## The request
With the pictures left out, copy the listing below exactly.

## Data listing
-- BEGIN --

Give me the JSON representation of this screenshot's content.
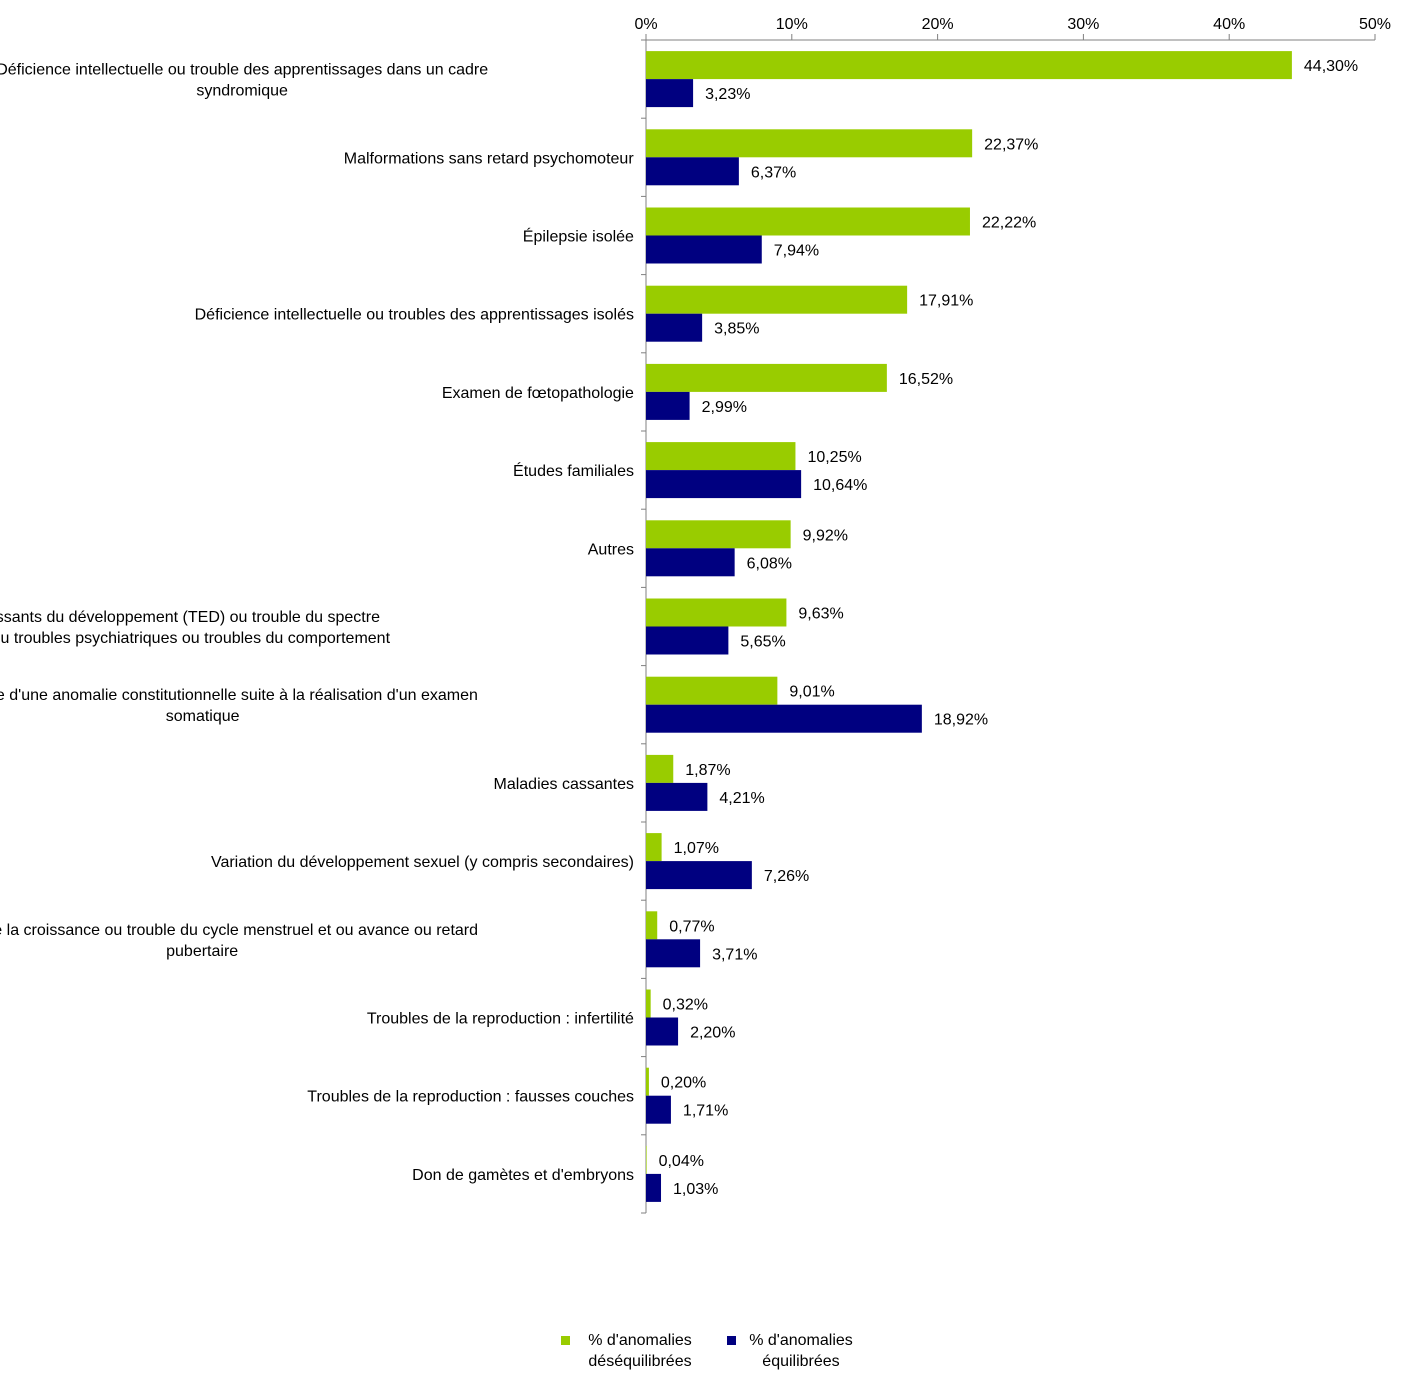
{
  "chart_data": {
    "type": "bar",
    "orientation": "horizontal",
    "categories": [
      "Déficience intellectuelle ou trouble des apprentissages dans un cadre syndromique",
      "Malformations sans retard psychomoteur",
      "Épilepsie isolée",
      "Déficience intellectuelle ou troubles des apprentissages isolés",
      "Examen de fœtopathologie",
      "Études familiales",
      "Autres",
      "Troubles envahissants du développement (TED) ou  trouble du spectre autistique (TSA) ou troubles psychiatriques ou troubles du comportement",
      "Recherche d'une anomalie constitutionnelle suite à la réalisation d'un examen somatique",
      "Maladies cassantes",
      "Variation du développement sexuel (y compris secondaires)",
      "Trouble de la croissance ou trouble du cycle menstruel et ou avance ou retard pubertaire",
      "Troubles de la reproduction : infertilité",
      "Troubles de la reproduction : fausses couches",
      "Don de gamètes et d'embryons"
    ],
    "category_lines": [
      [
        "Déficience intellectuelle ou trouble des apprentissages dans un cadre",
        "syndromique"
      ],
      [
        "Malformations sans retard psychomoteur"
      ],
      [
        "Épilepsie isolée"
      ],
      [
        "Déficience intellectuelle ou troubles des apprentissages isolés"
      ],
      [
        "Examen de fœtopathologie"
      ],
      [
        "Études familiales"
      ],
      [
        "Autres"
      ],
      [
        "Troubles envahissants du développement (TED) ou  trouble du spectre",
        "autistique (TSA) ou troubles psychiatriques ou troubles du comportement"
      ],
      [
        "Recherche d'une anomalie constitutionnelle suite à la réalisation d'un examen",
        "somatique"
      ],
      [
        "Maladies cassantes"
      ],
      [
        "Variation du développement sexuel (y compris secondaires)"
      ],
      [
        "Trouble de la croissance ou trouble du cycle menstruel et ou avance ou retard",
        "pubertaire"
      ],
      [
        "Troubles de la reproduction : infertilité"
      ],
      [
        "Troubles de la reproduction : fausses couches"
      ],
      [
        "Don de gamètes et d'embryons"
      ]
    ],
    "series": [
      {
        "name": "% d'anomalies déséquilibrées",
        "legend_lines": [
          "% d'anomalies",
          "déséquilibrées"
        ],
        "color": "#99CC00",
        "values": [
          44.3,
          22.37,
          22.22,
          17.91,
          16.52,
          10.25,
          9.92,
          9.63,
          9.01,
          1.87,
          1.07,
          0.77,
          0.32,
          0.2,
          0.04
        ],
        "labels": [
          "44,30%",
          "22,37%",
          "22,22%",
          "17,91%",
          "16,52%",
          "10,25%",
          "9,92%",
          "9,63%",
          "9,01%",
          "1,87%",
          "1,07%",
          "0,77%",
          "0,32%",
          "0,20%",
          "0,04%"
        ]
      },
      {
        "name": "% d'anomalies équilibrées",
        "legend_lines": [
          "% d'anomalies",
          "équilibrées"
        ],
        "color": "#000080",
        "values": [
          3.23,
          6.37,
          7.94,
          3.85,
          2.99,
          10.64,
          6.08,
          5.65,
          18.92,
          4.21,
          7.26,
          3.71,
          2.2,
          1.71,
          1.03
        ],
        "labels": [
          "3,23%",
          "6,37%",
          "7,94%",
          "3,85%",
          "2,99%",
          "10,64%",
          "6,08%",
          "5,65%",
          "18,92%",
          "4,21%",
          "7,26%",
          "3,71%",
          "2,20%",
          "1,71%",
          "1,03%"
        ]
      }
    ],
    "x_axis": {
      "position": "top",
      "range": [
        0,
        50
      ],
      "ticks": [
        0,
        10,
        20,
        30,
        40,
        50
      ],
      "tick_labels": [
        "0%",
        "10%",
        "20%",
        "30%",
        "40%",
        "50%"
      ]
    },
    "grid": false,
    "legend_position": "bottom-center",
    "title": "",
    "xlabel": "",
    "ylabel": ""
  }
}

-- END --

## Exercise output
Give me the JSON representation of this screenshot's content.
{
  "chart_data": {
    "type": "bar",
    "orientation": "horizontal",
    "categories": [
      "Déficience intellectuelle ou trouble des apprentissages dans un cadre syndromique",
      "Malformations sans retard psychomoteur",
      "Épilepsie isolée",
      "Déficience intellectuelle ou troubles des apprentissages isolés",
      "Examen de fœtopathologie",
      "Études familiales",
      "Autres",
      "Troubles envahissants du développement (TED) ou  trouble du spectre autistique (TSA) ou troubles psychiatriques ou troubles du comportement",
      "Recherche d'une anomalie constitutionnelle suite à la réalisation d'un examen somatique",
      "Maladies cassantes",
      "Variation du développement sexuel (y compris secondaires)",
      "Trouble de la croissance ou trouble du cycle menstruel et ou avance ou retard pubertaire",
      "Troubles de la reproduction : infertilité",
      "Troubles de la reproduction : fausses couches",
      "Don de gamètes et d'embryons"
    ],
    "category_lines": [
      [
        "Déficience intellectuelle ou trouble des apprentissages dans un cadre",
        "syndromique"
      ],
      [
        "Malformations sans retard psychomoteur"
      ],
      [
        "Épilepsie isolée"
      ],
      [
        "Déficience intellectuelle ou troubles des apprentissages isolés"
      ],
      [
        "Examen de fœtopathologie"
      ],
      [
        "Études familiales"
      ],
      [
        "Autres"
      ],
      [
        "Troubles envahissants du développement (TED) ou  trouble du spectre",
        "autistique (TSA) ou troubles psychiatriques ou troubles du comportement"
      ],
      [
        "Recherche d'une anomalie constitutionnelle suite à la réalisation d'un examen",
        "somatique"
      ],
      [
        "Maladies cassantes"
      ],
      [
        "Variation du développement sexuel (y compris secondaires)"
      ],
      [
        "Trouble de la croissance ou trouble du cycle menstruel et ou avance ou retard",
        "pubertaire"
      ],
      [
        "Troubles de la reproduction : infertilité"
      ],
      [
        "Troubles de la reproduction : fausses couches"
      ],
      [
        "Don de gamètes et d'embryons"
      ]
    ],
    "series": [
      {
        "name": "% d'anomalies déséquilibrées",
        "legend_lines": [
          "% d'anomalies",
          "déséquilibrées"
        ],
        "color": "#99CC00",
        "values": [
          44.3,
          22.37,
          22.22,
          17.91,
          16.52,
          10.25,
          9.92,
          9.63,
          9.01,
          1.87,
          1.07,
          0.77,
          0.32,
          0.2,
          0.04
        ],
        "labels": [
          "44,30%",
          "22,37%",
          "22,22%",
          "17,91%",
          "16,52%",
          "10,25%",
          "9,92%",
          "9,63%",
          "9,01%",
          "1,87%",
          "1,07%",
          "0,77%",
          "0,32%",
          "0,20%",
          "0,04%"
        ]
      },
      {
        "name": "% d'anomalies équilibrées",
        "legend_lines": [
          "% d'anomalies",
          "équilibrées"
        ],
        "color": "#000080",
        "values": [
          3.23,
          6.37,
          7.94,
          3.85,
          2.99,
          10.64,
          6.08,
          5.65,
          18.92,
          4.21,
          7.26,
          3.71,
          2.2,
          1.71,
          1.03
        ],
        "labels": [
          "3,23%",
          "6,37%",
          "7,94%",
          "3,85%",
          "2,99%",
          "10,64%",
          "6,08%",
          "5,65%",
          "18,92%",
          "4,21%",
          "7,26%",
          "3,71%",
          "2,20%",
          "1,71%",
          "1,03%"
        ]
      }
    ],
    "x_axis": {
      "position": "top",
      "range": [
        0,
        50
      ],
      "ticks": [
        0,
        10,
        20,
        30,
        40,
        50
      ],
      "tick_labels": [
        "0%",
        "10%",
        "20%",
        "30%",
        "40%",
        "50%"
      ]
    },
    "grid": false,
    "legend_position": "bottom-center",
    "title": "",
    "xlabel": "",
    "ylabel": ""
  }
}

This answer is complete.